Task details ->
In the material below, find each line holding the string "those" and copy it.

Source data ->
BEGIN
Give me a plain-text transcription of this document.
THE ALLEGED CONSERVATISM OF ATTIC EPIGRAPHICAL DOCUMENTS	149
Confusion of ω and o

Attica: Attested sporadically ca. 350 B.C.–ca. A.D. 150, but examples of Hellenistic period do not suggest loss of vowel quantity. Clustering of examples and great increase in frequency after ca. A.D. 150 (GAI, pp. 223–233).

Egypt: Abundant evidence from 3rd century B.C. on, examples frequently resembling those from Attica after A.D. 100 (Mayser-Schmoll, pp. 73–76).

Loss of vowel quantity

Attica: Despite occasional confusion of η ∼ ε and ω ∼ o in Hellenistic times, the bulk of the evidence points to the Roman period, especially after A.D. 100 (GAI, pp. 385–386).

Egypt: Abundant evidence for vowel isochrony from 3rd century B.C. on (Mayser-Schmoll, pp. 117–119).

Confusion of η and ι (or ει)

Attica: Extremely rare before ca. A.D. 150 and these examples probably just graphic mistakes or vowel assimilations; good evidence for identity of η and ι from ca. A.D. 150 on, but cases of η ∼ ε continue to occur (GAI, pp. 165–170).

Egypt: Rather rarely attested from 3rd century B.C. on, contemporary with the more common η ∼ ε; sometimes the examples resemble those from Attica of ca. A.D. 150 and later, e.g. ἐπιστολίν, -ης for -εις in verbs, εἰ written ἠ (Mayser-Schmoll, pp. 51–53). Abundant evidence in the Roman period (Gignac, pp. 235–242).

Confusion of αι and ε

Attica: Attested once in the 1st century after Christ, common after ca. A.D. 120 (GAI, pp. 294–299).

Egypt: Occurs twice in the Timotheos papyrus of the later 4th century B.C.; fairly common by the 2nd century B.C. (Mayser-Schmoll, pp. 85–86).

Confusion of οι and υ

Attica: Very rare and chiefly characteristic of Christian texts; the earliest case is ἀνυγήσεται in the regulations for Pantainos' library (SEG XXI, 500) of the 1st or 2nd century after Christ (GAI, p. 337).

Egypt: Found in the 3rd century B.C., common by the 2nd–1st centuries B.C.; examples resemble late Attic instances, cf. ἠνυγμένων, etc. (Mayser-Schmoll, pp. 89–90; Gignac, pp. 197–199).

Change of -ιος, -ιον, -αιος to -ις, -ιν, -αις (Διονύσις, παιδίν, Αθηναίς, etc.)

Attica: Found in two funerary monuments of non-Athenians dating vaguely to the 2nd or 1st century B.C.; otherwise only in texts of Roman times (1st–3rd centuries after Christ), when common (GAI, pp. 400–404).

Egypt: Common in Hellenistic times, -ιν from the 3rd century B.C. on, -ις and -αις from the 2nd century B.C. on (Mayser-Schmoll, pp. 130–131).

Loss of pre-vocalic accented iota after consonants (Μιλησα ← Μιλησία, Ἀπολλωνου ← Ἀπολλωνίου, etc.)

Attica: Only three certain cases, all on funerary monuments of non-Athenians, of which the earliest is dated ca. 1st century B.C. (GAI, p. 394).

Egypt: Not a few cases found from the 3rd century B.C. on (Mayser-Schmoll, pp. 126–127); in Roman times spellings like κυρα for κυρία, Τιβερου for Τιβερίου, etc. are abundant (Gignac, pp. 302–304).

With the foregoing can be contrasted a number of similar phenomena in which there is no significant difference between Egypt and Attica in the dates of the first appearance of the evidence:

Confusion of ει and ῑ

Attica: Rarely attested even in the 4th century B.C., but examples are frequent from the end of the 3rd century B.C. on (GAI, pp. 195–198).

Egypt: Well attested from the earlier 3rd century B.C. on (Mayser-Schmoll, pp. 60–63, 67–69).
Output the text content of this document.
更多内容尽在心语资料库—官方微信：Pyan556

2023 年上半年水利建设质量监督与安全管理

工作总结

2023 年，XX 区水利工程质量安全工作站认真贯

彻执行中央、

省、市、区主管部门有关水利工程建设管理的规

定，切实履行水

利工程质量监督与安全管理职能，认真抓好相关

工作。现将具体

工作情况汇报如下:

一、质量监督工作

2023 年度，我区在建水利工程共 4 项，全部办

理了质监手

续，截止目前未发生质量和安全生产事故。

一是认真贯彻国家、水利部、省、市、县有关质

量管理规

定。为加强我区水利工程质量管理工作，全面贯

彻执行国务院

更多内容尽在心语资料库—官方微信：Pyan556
END
Worked solution ->
Egypt: Abundant evidence from 3rd century B.C. on, examples frequently resembling those from Attica after A.D. 100 (Mayser-Schmoll, pp. 73–76).
Egypt: Rather rarely attested from 3rd century B.C. on, contemporary with the more common η ∼ ε; sometimes the examples resemble those from Attica of ca. A.D. 150 and later, e.g. ἐπιστολίν, -ης for -εις in verbs, εἰ written ἠ (Mayser-Schmoll, pp. 51–53). Abundant evidence in the Roman period (Gignac, pp. 235–242).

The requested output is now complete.